→ **Objective**
The data must be returned in full and exactly as given.
::: Working data
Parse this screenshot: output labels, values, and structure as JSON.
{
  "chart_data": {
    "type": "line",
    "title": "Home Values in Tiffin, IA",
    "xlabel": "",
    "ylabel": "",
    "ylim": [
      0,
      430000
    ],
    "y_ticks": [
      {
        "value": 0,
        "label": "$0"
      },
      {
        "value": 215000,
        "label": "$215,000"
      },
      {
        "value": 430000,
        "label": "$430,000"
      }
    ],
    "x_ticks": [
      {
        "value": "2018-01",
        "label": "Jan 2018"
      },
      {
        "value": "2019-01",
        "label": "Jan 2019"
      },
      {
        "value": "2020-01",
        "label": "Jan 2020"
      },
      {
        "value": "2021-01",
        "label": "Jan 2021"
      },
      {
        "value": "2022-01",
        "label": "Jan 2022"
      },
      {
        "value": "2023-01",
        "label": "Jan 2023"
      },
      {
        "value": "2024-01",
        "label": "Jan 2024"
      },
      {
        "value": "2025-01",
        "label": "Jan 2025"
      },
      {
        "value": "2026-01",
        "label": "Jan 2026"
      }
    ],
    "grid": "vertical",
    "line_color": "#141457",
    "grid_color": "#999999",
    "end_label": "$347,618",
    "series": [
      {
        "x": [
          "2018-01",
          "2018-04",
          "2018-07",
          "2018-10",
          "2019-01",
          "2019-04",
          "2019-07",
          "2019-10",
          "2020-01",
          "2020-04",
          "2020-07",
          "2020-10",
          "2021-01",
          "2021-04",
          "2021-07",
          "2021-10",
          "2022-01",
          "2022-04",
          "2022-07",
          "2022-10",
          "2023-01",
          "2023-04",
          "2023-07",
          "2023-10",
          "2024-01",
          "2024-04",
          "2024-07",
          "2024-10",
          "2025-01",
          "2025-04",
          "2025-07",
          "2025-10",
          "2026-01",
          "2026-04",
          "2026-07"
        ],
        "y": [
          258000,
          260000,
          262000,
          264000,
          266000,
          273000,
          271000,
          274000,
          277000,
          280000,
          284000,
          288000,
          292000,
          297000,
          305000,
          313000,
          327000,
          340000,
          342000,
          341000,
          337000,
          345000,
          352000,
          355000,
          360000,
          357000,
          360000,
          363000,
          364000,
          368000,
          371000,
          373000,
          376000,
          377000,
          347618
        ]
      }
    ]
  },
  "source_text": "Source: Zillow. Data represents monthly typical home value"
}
::::::
→ **Response for this exercise**
Parse this screenshot: output labels, values, and structure as JSON.
{
  "chart_data": {
    "type": "line",
    "title": "Home Values in Tiffin, IA",
    "xlabel": "",
    "ylabel": "",
    "ylim": [
      0,
      430000
    ],
    "y_ticks": [
      {
        "value": 0,
        "label": "$0"
      },
      {
        "value": 215000,
        "label": "$215,000"
      },
      {
        "value": 430000,
        "label": "$430,000"
      }
    ],
    "x_ticks": [
      {
        "value": "2018-01",
        "label": "Jan 2018"
      },
      {
        "value": "2019-01",
        "label": "Jan 2019"
      },
      {
        "value": "2020-01",
        "label": "Jan 2020"
      },
      {
        "value": "2021-01",
        "label": "Jan 2021"
      },
      {
        "value": "2022-01",
        "label": "Jan 2022"
      },
      {
        "value": "2023-01",
        "label": "Jan 2023"
      },
      {
        "value": "2024-01",
        "label": "Jan 2024"
      },
      {
        "value": "2025-01",
        "label": "Jan 2025"
      },
      {
        "value": "2026-01",
        "label": "Jan 2026"
      }
    ],
    "grid": "vertical",
    "line_color": "#141457",
    "grid_color": "#999999",
    "end_label": "$347,618",
    "series": [
      {
        "x": [
          "2018-01",
          "2018-04",
          "2018-07",
          "2018-10",
          "2019-01",
          "2019-04",
          "2019-07",
          "2019-10",
          "2020-01",
          "2020-04",
          "2020-07",
          "2020-10",
          "2021-01",
          "2021-04",
          "2021-07",
          "2021-10",
          "2022-01",
          "2022-04",
          "2022-07",
          "2022-10",
          "2023-01",
          "2023-04",
          "2023-07",
          "2023-10",
          "2024-01",
          "2024-04",
          "2024-07",
          "2024-10",
          "2025-01",
          "2025-04",
          "2025-07",
          "2025-10",
          "2026-01",
          "2026-04",
          "2026-07"
        ],
        "y": [
          258000,
          260000,
          262000,
          264000,
          266000,
          273000,
          271000,
          274000,
          277000,
          280000,
          284000,
          288000,
          292000,
          297000,
          305000,
          313000,
          327000,
          340000,
          342000,
          341000,
          337000,
          345000,
          352000,
          355000,
          360000,
          357000,
          360000,
          363000,
          364000,
          368000,
          371000,
          373000,
          376000,
          377000,
          347618
        ]
      }
    ]
  },
  "source_text": "Source: Zillow. Data represents monthly typical home value"
}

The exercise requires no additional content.